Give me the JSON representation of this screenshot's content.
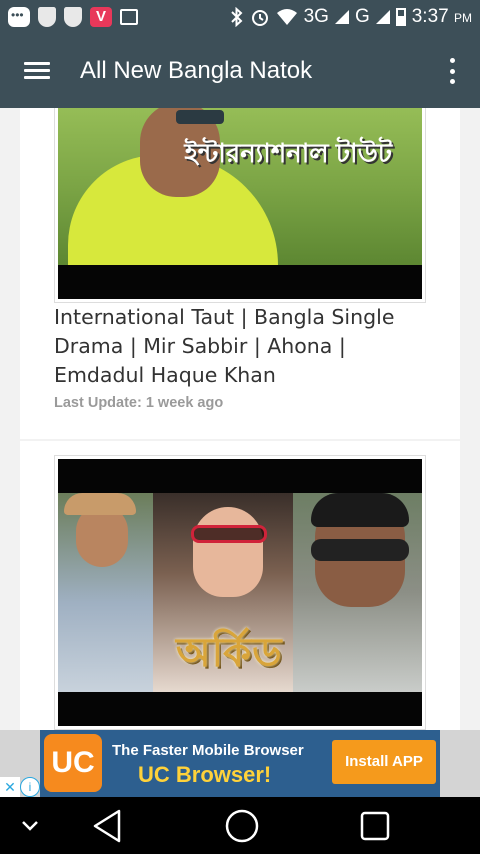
{
  "status_bar": {
    "time": "3:37",
    "ampm": "PM",
    "network_1": "3G",
    "network_2": "G",
    "icons": [
      "chat-icon",
      "shield-icon",
      "shield-icon",
      "vivaldi-icon",
      "image-icon",
      "bluetooth-icon",
      "alarm-icon",
      "wifi-icon",
      "signal-icon",
      "signal-icon",
      "battery-icon"
    ]
  },
  "app_bar": {
    "title": "All New Bangla Natok",
    "menu_icon": "hamburger-menu-icon",
    "overflow_icon": "more-vert-icon"
  },
  "cards": [
    {
      "thumbnail_text": "ইন্টারন্যাশনাল টাউট",
      "title": "International Taut | Bangla Single Drama | Mir Sabbir | Ahona | Emdadul Haque Khan",
      "meta": "Last Update: 1 week ago"
    },
    {
      "thumbnail_text": "অর্কিড"
    }
  ],
  "ad": {
    "logo_text": "UC",
    "line1": "The Faster Mobile Browser",
    "line2": "UC Browser!",
    "cta": "Install APP",
    "close_label": "✕",
    "info_label": "i"
  },
  "nav_bar": {
    "buttons": [
      "collapse-icon",
      "back-icon",
      "home-icon",
      "recents-icon"
    ]
  }
}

####################

▶ Aim of the task
All of the data above should be transcribed verbatim, with pictures omitted.

▶ Response below
Give me the JSON representation of this screenshot's content.
{
  "status_bar": {
    "time": "3:37",
    "ampm": "PM",
    "network_1": "3G",
    "network_2": "G",
    "icons": [
      "chat-icon",
      "shield-icon",
      "shield-icon",
      "vivaldi-icon",
      "image-icon",
      "bluetooth-icon",
      "alarm-icon",
      "wifi-icon",
      "signal-icon",
      "signal-icon",
      "battery-icon"
    ]
  },
  "app_bar": {
    "title": "All New Bangla Natok",
    "menu_icon": "hamburger-menu-icon",
    "overflow_icon": "more-vert-icon"
  },
  "cards": [
    {
      "thumbnail_text": "ইন্টারন্যাশনাল টাউট",
      "title": "International Taut | Bangla Single Drama | Mir Sabbir | Ahona | Emdadul Haque Khan",
      "meta": "Last Update: 1 week ago"
    },
    {
      "thumbnail_text": "অর্কিড"
    }
  ],
  "ad": {
    "logo_text": "UC",
    "line1": "The Faster Mobile Browser",
    "line2": "UC Browser!",
    "cta": "Install APP",
    "close_label": "✕",
    "info_label": "i"
  },
  "nav_bar": {
    "buttons": [
      "collapse-icon",
      "back-icon",
      "home-icon",
      "recents-icon"
    ]
  }
}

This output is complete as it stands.